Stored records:
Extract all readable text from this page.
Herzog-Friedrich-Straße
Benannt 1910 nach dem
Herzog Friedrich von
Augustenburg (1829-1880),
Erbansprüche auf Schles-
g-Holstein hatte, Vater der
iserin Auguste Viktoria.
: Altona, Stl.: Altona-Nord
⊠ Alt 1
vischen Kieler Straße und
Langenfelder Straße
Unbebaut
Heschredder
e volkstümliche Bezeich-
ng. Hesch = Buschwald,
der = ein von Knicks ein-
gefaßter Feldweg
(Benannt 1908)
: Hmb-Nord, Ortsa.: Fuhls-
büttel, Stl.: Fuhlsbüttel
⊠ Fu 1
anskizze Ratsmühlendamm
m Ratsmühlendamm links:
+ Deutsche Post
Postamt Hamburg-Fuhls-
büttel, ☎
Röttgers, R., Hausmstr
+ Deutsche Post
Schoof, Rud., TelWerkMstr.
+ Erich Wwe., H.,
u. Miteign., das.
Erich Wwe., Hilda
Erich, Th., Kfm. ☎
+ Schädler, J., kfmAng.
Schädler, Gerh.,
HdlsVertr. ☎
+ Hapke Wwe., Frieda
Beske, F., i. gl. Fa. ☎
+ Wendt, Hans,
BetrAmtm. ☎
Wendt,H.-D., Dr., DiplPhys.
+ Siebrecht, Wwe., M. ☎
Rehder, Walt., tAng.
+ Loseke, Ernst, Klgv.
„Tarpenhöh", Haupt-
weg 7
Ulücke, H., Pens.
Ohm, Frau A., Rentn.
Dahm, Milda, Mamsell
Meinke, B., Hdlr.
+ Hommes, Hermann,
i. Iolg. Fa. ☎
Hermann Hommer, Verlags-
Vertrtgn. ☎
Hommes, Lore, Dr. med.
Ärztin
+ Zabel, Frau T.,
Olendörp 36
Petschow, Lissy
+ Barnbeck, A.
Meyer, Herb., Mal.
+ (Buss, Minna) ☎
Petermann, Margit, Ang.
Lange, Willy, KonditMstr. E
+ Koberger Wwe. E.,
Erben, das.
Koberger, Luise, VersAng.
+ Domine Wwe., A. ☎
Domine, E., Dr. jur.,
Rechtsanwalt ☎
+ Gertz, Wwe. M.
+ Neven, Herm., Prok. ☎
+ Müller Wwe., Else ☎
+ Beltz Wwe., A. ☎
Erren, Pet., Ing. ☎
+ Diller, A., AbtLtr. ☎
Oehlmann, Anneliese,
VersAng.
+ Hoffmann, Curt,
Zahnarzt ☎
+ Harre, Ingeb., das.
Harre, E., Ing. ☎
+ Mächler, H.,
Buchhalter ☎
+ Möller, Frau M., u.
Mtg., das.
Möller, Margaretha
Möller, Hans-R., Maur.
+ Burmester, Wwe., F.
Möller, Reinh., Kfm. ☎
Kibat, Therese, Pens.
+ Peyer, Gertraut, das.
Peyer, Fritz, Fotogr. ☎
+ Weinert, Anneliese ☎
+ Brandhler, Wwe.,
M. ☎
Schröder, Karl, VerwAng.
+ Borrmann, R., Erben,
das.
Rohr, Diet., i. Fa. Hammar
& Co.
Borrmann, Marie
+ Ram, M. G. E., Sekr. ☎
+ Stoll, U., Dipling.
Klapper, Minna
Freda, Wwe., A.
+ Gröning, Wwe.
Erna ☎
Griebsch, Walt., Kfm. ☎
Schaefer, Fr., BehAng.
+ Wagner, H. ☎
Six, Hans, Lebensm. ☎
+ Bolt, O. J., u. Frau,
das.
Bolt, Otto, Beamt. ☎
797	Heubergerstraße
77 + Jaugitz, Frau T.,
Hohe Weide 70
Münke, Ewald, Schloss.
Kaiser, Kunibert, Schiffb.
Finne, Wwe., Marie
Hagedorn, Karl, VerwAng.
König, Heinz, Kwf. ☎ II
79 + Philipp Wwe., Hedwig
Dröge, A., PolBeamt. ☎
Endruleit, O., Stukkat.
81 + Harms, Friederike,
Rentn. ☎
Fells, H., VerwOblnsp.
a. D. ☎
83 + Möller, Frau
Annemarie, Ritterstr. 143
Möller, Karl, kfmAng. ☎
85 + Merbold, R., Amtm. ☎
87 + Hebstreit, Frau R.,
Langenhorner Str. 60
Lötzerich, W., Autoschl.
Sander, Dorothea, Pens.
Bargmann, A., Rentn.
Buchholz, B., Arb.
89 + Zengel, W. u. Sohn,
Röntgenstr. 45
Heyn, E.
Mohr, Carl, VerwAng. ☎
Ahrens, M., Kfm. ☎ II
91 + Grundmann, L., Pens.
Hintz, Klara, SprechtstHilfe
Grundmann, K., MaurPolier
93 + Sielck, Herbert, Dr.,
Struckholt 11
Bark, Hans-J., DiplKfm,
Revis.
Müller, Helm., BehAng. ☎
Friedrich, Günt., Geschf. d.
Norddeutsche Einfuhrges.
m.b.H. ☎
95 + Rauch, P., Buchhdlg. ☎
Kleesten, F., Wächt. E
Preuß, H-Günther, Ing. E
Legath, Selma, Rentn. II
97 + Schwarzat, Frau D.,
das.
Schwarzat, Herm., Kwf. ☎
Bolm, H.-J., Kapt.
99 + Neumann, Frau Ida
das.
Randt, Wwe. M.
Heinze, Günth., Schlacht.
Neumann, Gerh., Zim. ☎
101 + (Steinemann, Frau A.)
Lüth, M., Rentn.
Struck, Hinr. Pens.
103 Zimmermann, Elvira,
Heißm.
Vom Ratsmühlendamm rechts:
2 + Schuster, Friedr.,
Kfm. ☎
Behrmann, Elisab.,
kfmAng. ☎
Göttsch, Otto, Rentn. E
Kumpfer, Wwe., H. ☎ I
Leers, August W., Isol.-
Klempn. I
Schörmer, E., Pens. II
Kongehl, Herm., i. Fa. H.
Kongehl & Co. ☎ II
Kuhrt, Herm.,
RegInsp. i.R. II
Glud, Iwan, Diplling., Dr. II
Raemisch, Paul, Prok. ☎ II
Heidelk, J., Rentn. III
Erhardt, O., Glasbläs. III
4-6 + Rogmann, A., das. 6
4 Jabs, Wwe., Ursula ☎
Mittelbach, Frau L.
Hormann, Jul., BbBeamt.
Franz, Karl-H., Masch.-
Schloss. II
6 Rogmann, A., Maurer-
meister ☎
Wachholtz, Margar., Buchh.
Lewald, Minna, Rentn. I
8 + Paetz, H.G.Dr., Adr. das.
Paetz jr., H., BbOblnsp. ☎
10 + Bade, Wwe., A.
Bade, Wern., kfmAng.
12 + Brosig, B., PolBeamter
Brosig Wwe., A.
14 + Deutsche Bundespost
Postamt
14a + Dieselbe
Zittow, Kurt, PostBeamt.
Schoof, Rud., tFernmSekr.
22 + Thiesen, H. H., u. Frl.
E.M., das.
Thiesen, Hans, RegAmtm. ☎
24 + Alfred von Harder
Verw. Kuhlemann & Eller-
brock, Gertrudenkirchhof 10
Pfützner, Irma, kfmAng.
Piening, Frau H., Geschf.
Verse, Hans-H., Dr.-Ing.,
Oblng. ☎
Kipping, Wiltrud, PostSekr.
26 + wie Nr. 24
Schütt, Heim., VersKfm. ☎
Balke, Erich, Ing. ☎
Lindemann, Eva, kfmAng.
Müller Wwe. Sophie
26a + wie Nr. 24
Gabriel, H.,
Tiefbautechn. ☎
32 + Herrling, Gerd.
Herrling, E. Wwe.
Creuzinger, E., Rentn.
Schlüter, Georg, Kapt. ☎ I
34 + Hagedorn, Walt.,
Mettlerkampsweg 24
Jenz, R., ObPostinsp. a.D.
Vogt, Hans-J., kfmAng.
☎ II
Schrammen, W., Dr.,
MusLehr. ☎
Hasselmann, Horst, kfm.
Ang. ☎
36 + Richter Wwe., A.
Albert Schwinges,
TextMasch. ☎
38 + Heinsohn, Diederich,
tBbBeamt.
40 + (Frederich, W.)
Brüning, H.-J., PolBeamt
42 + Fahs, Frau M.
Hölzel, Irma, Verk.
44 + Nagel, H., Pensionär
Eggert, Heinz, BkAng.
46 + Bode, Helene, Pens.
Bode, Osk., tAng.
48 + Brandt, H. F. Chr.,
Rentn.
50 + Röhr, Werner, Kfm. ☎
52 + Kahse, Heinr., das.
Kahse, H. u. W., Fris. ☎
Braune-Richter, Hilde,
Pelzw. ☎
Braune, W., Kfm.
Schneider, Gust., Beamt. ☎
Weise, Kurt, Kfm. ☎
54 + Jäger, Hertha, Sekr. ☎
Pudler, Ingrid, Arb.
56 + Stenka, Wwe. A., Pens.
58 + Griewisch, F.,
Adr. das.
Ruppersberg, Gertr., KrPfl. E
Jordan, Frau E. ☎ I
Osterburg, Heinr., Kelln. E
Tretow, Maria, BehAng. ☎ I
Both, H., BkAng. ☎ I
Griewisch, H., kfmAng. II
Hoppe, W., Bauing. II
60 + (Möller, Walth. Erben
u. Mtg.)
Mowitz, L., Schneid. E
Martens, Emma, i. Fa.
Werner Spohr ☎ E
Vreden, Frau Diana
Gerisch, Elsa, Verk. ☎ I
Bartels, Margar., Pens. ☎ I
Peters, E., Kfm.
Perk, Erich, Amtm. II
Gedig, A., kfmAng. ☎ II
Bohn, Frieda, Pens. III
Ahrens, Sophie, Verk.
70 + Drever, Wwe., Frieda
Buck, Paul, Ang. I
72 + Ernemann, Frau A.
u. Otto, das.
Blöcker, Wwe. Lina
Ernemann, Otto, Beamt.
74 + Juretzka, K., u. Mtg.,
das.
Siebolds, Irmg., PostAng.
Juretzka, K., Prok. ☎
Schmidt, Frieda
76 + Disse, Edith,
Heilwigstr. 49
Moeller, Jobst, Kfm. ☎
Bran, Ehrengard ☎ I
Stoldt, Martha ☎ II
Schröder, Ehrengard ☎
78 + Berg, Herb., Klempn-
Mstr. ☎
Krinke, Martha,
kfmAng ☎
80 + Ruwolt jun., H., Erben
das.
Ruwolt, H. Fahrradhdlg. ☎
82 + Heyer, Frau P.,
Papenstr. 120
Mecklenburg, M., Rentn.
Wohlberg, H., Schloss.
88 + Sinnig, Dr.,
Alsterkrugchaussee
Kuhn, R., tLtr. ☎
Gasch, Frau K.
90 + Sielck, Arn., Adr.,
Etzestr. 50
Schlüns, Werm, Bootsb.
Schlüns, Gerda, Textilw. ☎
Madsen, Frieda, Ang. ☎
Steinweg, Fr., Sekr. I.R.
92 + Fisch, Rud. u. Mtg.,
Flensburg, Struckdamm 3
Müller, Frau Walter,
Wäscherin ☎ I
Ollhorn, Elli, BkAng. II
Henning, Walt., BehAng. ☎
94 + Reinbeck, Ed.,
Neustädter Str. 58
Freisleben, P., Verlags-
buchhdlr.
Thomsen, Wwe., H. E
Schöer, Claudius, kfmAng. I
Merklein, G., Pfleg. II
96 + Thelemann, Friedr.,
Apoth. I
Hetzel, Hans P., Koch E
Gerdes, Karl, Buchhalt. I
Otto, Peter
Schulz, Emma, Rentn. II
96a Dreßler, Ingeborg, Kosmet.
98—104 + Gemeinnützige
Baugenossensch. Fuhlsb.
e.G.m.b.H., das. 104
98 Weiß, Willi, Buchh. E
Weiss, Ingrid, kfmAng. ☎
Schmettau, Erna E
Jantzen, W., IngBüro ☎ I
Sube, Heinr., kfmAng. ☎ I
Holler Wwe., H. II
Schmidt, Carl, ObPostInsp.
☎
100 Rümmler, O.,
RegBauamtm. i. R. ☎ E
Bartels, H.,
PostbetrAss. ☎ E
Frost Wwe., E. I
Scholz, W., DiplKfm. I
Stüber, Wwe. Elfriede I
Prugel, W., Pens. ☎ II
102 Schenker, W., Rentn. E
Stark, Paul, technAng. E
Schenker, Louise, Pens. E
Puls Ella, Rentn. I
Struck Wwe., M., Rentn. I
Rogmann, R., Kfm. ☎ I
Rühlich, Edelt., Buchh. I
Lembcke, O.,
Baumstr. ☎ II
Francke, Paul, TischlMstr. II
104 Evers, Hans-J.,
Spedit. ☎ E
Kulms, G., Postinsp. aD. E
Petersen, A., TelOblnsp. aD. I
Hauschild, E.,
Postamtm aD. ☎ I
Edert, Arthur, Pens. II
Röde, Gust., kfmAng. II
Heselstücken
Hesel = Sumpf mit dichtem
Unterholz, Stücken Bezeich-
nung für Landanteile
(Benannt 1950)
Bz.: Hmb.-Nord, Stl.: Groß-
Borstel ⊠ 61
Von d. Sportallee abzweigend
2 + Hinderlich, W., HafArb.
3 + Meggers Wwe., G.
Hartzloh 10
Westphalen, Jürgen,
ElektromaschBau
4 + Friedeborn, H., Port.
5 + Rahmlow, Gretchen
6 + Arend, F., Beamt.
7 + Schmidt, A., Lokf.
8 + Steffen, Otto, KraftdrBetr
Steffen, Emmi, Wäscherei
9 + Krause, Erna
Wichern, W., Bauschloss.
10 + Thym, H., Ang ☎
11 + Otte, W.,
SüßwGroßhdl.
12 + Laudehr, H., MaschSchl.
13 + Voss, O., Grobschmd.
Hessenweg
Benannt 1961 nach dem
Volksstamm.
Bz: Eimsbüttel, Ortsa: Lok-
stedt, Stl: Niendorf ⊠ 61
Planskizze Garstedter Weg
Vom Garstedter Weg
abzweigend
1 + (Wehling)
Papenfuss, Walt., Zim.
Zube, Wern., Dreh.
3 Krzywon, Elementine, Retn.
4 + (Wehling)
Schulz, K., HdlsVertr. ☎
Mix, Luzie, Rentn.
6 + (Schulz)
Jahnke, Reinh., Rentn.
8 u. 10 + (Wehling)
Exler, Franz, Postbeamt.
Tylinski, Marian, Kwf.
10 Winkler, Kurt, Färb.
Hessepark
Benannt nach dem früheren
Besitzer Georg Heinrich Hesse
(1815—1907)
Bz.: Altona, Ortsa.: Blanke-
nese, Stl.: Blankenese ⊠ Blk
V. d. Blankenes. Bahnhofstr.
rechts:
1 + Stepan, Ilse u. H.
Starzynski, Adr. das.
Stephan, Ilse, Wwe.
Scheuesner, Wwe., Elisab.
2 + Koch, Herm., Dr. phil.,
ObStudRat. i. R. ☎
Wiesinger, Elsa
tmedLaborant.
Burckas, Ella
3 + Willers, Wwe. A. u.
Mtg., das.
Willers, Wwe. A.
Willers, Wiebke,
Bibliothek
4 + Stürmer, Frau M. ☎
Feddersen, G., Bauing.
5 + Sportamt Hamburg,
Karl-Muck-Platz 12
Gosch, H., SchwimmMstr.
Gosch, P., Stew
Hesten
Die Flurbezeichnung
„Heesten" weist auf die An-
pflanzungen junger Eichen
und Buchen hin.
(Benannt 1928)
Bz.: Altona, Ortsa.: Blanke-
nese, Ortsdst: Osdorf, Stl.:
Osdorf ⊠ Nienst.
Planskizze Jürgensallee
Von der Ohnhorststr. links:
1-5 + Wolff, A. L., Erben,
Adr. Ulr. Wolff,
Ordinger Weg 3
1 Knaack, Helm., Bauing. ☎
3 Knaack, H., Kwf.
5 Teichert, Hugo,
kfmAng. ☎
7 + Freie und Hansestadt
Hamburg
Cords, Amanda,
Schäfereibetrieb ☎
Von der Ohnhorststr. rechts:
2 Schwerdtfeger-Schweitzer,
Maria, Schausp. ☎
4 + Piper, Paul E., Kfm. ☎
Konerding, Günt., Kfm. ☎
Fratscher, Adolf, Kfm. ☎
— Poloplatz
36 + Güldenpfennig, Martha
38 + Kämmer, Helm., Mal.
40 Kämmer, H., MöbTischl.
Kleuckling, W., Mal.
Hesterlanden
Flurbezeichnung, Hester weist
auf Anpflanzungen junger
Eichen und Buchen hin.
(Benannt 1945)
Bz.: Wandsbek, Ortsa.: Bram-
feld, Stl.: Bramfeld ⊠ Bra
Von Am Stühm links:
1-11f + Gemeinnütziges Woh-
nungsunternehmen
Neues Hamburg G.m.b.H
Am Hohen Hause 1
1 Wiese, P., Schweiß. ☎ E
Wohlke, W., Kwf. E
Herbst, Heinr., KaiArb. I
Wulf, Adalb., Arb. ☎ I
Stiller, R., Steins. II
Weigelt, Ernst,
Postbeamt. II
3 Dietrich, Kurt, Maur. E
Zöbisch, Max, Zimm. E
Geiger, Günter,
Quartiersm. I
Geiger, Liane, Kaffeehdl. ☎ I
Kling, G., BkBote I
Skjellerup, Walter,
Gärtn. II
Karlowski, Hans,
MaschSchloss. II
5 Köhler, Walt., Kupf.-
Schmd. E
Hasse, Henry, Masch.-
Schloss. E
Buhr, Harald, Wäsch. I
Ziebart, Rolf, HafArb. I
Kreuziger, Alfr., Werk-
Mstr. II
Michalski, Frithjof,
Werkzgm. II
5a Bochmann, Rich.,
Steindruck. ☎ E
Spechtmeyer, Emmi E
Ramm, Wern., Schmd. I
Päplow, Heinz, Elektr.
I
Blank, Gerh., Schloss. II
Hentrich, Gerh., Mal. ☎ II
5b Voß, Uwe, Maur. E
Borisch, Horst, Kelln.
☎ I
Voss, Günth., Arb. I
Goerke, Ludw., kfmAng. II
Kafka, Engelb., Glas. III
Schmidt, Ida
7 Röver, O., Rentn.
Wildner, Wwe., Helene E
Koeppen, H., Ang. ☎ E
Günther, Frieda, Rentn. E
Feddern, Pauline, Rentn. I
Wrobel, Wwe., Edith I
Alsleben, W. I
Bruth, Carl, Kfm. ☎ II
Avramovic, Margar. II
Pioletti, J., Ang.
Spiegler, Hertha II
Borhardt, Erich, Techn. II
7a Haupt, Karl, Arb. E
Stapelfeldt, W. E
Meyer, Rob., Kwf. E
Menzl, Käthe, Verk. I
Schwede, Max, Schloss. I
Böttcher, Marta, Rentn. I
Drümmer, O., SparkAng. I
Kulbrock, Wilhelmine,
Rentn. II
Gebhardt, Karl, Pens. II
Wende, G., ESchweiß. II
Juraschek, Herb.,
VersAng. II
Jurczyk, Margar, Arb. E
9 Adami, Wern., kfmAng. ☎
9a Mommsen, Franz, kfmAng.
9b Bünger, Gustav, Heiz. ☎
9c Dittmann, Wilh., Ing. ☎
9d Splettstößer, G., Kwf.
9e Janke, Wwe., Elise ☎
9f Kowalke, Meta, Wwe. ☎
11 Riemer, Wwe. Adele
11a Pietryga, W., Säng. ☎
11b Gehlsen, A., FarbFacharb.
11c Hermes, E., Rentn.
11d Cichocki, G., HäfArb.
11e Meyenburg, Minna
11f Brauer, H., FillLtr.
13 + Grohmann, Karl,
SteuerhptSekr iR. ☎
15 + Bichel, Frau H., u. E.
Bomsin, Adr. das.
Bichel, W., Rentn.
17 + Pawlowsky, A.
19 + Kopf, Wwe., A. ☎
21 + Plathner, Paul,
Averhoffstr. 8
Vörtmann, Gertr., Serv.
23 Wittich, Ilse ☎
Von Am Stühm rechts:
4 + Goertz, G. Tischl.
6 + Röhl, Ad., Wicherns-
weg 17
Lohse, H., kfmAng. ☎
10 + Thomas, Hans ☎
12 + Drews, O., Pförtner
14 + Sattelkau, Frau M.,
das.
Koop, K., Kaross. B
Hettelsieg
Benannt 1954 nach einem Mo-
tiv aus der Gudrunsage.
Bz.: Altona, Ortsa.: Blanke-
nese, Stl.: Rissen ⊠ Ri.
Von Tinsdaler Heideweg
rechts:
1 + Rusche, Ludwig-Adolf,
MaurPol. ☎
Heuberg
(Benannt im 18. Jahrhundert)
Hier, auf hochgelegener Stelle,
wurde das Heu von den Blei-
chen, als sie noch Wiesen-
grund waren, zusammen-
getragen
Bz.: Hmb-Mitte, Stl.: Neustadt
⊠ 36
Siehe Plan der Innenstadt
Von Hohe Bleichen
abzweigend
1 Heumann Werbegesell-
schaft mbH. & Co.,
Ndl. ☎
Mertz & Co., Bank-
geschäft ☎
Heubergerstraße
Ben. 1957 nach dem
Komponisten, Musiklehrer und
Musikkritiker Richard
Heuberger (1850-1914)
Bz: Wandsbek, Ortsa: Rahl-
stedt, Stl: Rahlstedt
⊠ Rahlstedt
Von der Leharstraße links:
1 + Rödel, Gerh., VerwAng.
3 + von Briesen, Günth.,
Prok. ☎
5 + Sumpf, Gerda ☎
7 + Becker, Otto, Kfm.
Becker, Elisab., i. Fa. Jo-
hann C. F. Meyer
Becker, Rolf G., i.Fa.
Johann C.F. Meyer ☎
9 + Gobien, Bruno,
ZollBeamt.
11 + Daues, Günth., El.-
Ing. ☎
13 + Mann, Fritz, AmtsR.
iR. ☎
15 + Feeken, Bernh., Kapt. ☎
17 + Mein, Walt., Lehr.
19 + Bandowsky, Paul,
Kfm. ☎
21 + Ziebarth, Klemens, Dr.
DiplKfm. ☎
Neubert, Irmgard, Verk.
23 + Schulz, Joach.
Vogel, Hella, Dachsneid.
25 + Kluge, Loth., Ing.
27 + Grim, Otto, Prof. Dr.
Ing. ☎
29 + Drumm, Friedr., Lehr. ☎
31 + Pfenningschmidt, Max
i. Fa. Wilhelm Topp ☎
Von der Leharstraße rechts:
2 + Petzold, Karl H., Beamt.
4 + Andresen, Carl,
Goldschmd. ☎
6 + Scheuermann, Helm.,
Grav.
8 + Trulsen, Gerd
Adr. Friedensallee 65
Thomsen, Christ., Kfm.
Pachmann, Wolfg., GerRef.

**PROBLEM TO WORK ON:** Gather each line that holds "Müller".

**ANSWER TO THE EXERCISE:**
+ Müller Wwe., Else ☎
Müller, Helm., BehAng. ☎
Müller Wwe. Sophie
Müller, Frau Walter,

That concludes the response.